Source records
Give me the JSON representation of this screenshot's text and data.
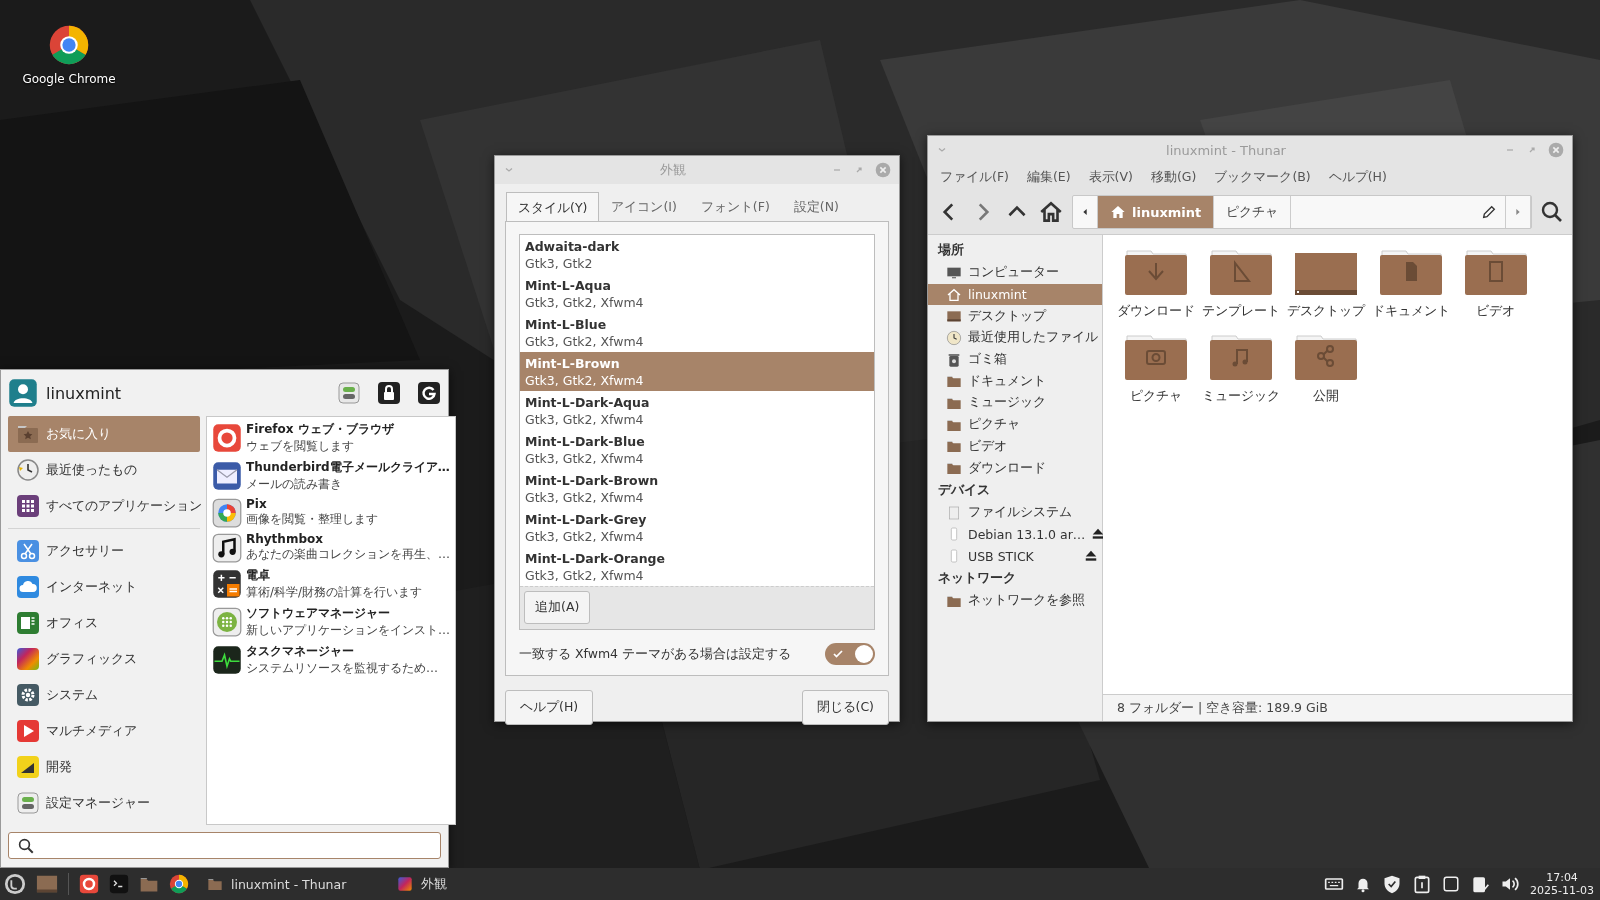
{
  "desktop": {
    "icons": [
      {
        "label": "Google Chrome"
      }
    ]
  },
  "menu": {
    "user": "linuxmint",
    "top_items": [
      {
        "label": "お気に入り",
        "selected": true
      },
      {
        "label": "最近使ったもの",
        "selected": false
      },
      {
        "label": "すべてのアプリケーション",
        "selected": false
      }
    ],
    "categories": [
      {
        "label": "アクセサリー",
        "selected": false
      },
      {
        "label": "インターネット",
        "selected": false
      },
      {
        "label": "オフィス",
        "selected": false
      },
      {
        "label": "グラフィックス",
        "selected": false
      },
      {
        "label": "システム",
        "selected": false
      },
      {
        "label": "マルチメディア",
        "selected": false
      },
      {
        "label": "開発",
        "selected": false
      },
      {
        "label": "設定マネージャー",
        "selected": false
      }
    ],
    "apps": [
      {
        "name": "Firefox ウェブ・ブラウザ",
        "description": "ウェブを閲覧します"
      },
      {
        "name": "Thunderbird電子メールクライア…",
        "description": "メールの読み書き"
      },
      {
        "name": "Pix",
        "description": "画像を閲覧・整理します"
      },
      {
        "name": "Rhythmbox",
        "description": "あなたの楽曲コレクションを再生、…"
      },
      {
        "name": "電卓",
        "description": "算術/科学/財務の計算を行います"
      },
      {
        "name": "ソフトウェアマネージャー",
        "description": "新しいアプリケーションをインスト…"
      },
      {
        "name": "タスクマネージャー",
        "description": "システムリソースを監視するため…"
      }
    ]
  },
  "dialog": {
    "title": "外観",
    "tabs": [
      {
        "label": "スタイル(Y)",
        "selected": true
      },
      {
        "label": "アイコン(I)",
        "selected": false
      },
      {
        "label": "フォント(F)",
        "selected": false
      },
      {
        "label": "設定(N)",
        "selected": false
      }
    ],
    "themes": [
      {
        "name": "Adwaita-dark",
        "info": "Gtk3, Gtk2",
        "selected": false
      },
      {
        "name": "Mint-L-Aqua",
        "info": "Gtk3, Gtk2, Xfwm4",
        "selected": false
      },
      {
        "name": "Mint-L-Blue",
        "info": "Gtk3, Gtk2, Xfwm4",
        "selected": false
      },
      {
        "name": "Mint-L-Brown",
        "info": "Gtk3, Gtk2, Xfwm4",
        "selected": true
      },
      {
        "name": "Mint-L-Dark-Aqua",
        "info": "Gtk3, Gtk2, Xfwm4",
        "selected": false
      },
      {
        "name": "Mint-L-Dark-Blue",
        "info": "Gtk3, Gtk2, Xfwm4",
        "selected": false
      },
      {
        "name": "Mint-L-Dark-Brown",
        "info": "Gtk3, Gtk2, Xfwm4",
        "selected": false
      },
      {
        "name": "Mint-L-Dark-Grey",
        "info": "Gtk3, Gtk2, Xfwm4",
        "selected": false
      },
      {
        "name": "Mint-L-Dark-Orange",
        "info": "Gtk3, Gtk2, Xfwm4",
        "selected": false
      }
    ],
    "add_button": "追加(A)",
    "option": {
      "label": "一致する Xfwm4 テーマがある場合は設定する",
      "on": true
    },
    "help_button": "ヘルプ(H)",
    "close_button": "閉じる(C)"
  },
  "file_manager": {
    "title": "linuxmint - Thunar",
    "menu": [
      "ファイル(F)",
      "編集(E)",
      "表示(V)",
      "移動(G)",
      "ブックマーク(B)",
      "ヘルプ(H)"
    ],
    "path": [
      {
        "label": "linuxmint",
        "selected": true
      },
      {
        "label": "ピクチャ",
        "selected": false
      }
    ],
    "sidebar": [
      {
        "heading": "場所",
        "items": [
          {
            "label": "コンピューター",
            "selected": false
          },
          {
            "label": "linuxmint",
            "selected": true
          },
          {
            "label": "デスクトップ",
            "selected": false
          },
          {
            "label": "最近使用したファイル",
            "selected": false
          },
          {
            "label": "ゴミ箱",
            "selected": false
          },
          {
            "label": "ドキュメント",
            "selected": false
          },
          {
            "label": "ミュージック",
            "selected": false
          },
          {
            "label": "ピクチャ",
            "selected": false
          },
          {
            "label": "ビデオ",
            "selected": false
          },
          {
            "label": "ダウンロード",
            "selected": false
          }
        ]
      },
      {
        "heading": "デバイス",
        "items": [
          {
            "label": "ファイルシステム",
            "ejectable": false
          },
          {
            "label": "Debian 13.1.0 ar…",
            "ejectable": true
          },
          {
            "label": "USB STICK",
            "ejectable": true
          }
        ]
      },
      {
        "heading": "ネットワーク",
        "items": [
          {
            "label": "ネットワークを参照"
          }
        ]
      }
    ],
    "files": [
      {
        "label": "ダウンロード"
      },
      {
        "label": "テンプレート"
      },
      {
        "label": "デスクトップ"
      },
      {
        "label": "ドキュメント"
      },
      {
        "label": "ビデオ"
      },
      {
        "label": "ピクチャ"
      },
      {
        "label": "ミュージック"
      },
      {
        "label": "公開"
      }
    ],
    "status": "8 フォルダー | 空き容量: 189.9 GiB"
  },
  "taskbar": {
    "windows": [
      {
        "label": "linuxmint - Thunar"
      },
      {
        "label": "外観"
      }
    ],
    "time": "17:04",
    "date": "2025-11-03"
  }
}
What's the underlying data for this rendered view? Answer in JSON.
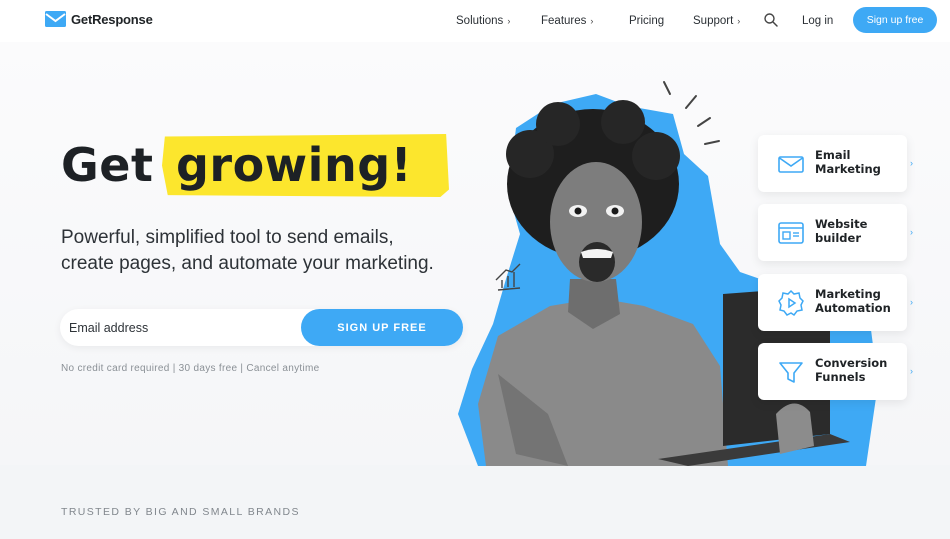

* _Stated exercise_
Find and copy each line above that includes the string "data".

* _Task result_
Give me the JSON representation of this screenshot's text and data.
What's the underlying data for this rendered view? Answer in JSON.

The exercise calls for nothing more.